— DOCUMENT SEGMENT —
········

The Lego in Cocoon

The use of Resources can be a great way to clean up your sitemap, and make it more manageable.
In general it allows you to reuse portions of ready made Pipeline components in the Sitemap

To get a feeling of what it can do for you it maybe makes sense to step through a small example. Suppose you have the following scenario (not so uncommon).

  • You have some backend-system producing raw data text files (CSV)
  • You have a specific generator that converts this into an XML (table) format
  • Based on this format you have two specific stylesheets to (1) select one column out of the XML-table and (2) plot out those values on a SVG canvas
  • For demo (no back-end) and testing purposes you have a sample CSV file on your local hard-disk

The challenge is to come up with a clean set of pipelines that can serve the various output formats for both the live data as the local copy.

········

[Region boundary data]
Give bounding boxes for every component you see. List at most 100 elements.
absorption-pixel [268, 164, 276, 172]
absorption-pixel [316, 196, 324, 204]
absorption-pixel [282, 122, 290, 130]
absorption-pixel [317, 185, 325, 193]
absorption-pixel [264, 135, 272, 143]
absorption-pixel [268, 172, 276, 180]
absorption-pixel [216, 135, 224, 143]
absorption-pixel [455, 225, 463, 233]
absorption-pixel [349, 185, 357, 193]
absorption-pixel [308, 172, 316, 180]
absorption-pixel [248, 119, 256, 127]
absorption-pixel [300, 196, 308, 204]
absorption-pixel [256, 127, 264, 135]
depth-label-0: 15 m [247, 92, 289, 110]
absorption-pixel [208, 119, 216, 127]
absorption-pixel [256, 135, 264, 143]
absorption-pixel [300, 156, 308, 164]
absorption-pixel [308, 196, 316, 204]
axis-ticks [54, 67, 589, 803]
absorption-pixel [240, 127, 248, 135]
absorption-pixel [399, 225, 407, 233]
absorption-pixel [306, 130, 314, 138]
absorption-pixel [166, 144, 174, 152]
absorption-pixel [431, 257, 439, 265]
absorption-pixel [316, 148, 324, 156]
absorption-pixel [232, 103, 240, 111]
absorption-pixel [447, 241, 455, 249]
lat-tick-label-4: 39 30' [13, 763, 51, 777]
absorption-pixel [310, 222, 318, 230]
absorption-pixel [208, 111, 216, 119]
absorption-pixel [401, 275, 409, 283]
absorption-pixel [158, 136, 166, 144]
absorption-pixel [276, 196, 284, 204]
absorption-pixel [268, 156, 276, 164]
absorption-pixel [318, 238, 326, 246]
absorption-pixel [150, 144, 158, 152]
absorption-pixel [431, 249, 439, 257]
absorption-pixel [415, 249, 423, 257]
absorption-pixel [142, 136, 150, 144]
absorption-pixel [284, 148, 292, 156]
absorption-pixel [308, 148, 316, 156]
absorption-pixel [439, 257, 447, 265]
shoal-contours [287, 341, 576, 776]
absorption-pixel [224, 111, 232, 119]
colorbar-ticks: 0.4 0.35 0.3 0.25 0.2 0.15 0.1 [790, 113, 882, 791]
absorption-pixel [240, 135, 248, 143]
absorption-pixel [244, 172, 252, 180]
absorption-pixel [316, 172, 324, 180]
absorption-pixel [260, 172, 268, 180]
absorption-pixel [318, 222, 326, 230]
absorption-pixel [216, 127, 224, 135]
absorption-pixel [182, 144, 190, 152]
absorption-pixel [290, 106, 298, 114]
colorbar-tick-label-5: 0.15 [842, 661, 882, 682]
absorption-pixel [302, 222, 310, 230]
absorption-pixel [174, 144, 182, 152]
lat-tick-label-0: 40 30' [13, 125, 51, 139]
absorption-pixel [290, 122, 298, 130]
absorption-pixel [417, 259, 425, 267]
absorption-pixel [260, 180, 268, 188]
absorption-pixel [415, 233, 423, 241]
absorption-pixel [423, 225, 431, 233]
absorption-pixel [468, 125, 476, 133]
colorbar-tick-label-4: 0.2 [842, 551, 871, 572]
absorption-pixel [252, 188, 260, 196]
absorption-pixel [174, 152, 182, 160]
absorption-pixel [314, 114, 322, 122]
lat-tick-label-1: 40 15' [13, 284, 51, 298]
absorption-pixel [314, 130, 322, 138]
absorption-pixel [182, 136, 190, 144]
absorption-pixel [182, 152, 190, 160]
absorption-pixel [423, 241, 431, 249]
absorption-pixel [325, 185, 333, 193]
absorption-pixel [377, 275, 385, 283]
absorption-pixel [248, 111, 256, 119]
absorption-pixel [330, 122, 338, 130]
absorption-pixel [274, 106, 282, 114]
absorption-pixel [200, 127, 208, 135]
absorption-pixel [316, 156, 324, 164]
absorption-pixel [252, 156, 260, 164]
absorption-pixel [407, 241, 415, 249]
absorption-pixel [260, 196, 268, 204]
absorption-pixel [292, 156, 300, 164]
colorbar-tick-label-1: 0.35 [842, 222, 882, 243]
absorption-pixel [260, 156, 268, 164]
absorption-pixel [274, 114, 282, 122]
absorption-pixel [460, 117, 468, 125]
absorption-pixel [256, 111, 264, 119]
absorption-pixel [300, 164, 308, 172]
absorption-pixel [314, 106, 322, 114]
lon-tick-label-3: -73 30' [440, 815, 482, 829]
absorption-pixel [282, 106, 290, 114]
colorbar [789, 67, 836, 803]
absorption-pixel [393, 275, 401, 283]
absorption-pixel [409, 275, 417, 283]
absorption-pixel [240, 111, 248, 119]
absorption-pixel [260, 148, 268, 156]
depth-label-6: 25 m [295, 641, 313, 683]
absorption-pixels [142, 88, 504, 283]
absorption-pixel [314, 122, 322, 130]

········

— WORK TO DO —
A) From the Cocoon sitemap text, copy word for word the part starting with "The Lego in" and going on through "(not so uncommon).".
B) Pick up the text on Cocoon resources after its final sentence and extend it.

— ANSWERS —
A)
The Lego in Cocoon

The use of Resources can be a great way to clean up your sitemap, and make it more manageable.
In general it allows you to reuse portions of ready made Pipeline components in the Sitemap

To get a feeling of what it can do for you it maybe makes sense to step through a small example. Suppose you have the following scenario (not so uncommon).

B)
The URI request space for this could look like this

data/*.*

 

*.txt

*.xml

*.svg

data/live.*

raw CSV format of the live data

xmlized version of the live data

graph-plot of the live data

data/local.*

raw CSV format of the local copy

xmlized version of the local copy

graph-plot of the local copy

Which clearly shows the two dimensions in the problem:

  • Multiple output-formats: txt, xml, svg, jpg
  • Various input-sources that should run through similar pipeline snippets: live-scraping versus local-copy

The most naive attempt at attacking the problem would be to (match for and) define the various pipelines one by one:

      <map:match pattern="data/live.txt">
        <map:read mime-type="text/plain" src="http://csv-server.domain/getData" />
      </map:match>

      <map:match pattern="data/live.xml">
        <map:generate type="myCSVGenerator" src="http://csv-server.domain/getData" />
        <map:serialize type="xml" />
      </map:match>

      <map:match pattern="data/live.svg">
        <map:generate type="myCSVGenerator" src="http://csv-server.domain/getData" />
        <map:transform src="xsl/datafilter.xsl" />
        <map:transform src="xsl/data2svg.xsl" />    	
        <map:serialize type="svgxml"/>
      </map:match>

      <map:match pattern="data/live.jpg">
        <map:generate type="myCSVGenerator" src="http://csv-server.domain/getData" />
        <map:transform src="xsl/datafilter.xsl" />
        <map:transform src="xsl/data2svg.xsl" />    	
        <map:serialize type="svg2jpeg"/>
      </map:match>

Mind:

  1. that there is already a considerable amount of duplication in these pipelines
  2. and that these four need to be duplicated for the similar case of the local copy: data/local.*

The duplicate typing assures a high error probability when things start to change (one of the stylesheets, the location of the CSV server backend, ...)

Let us use the duplicate typing as a guide for defining our Resources.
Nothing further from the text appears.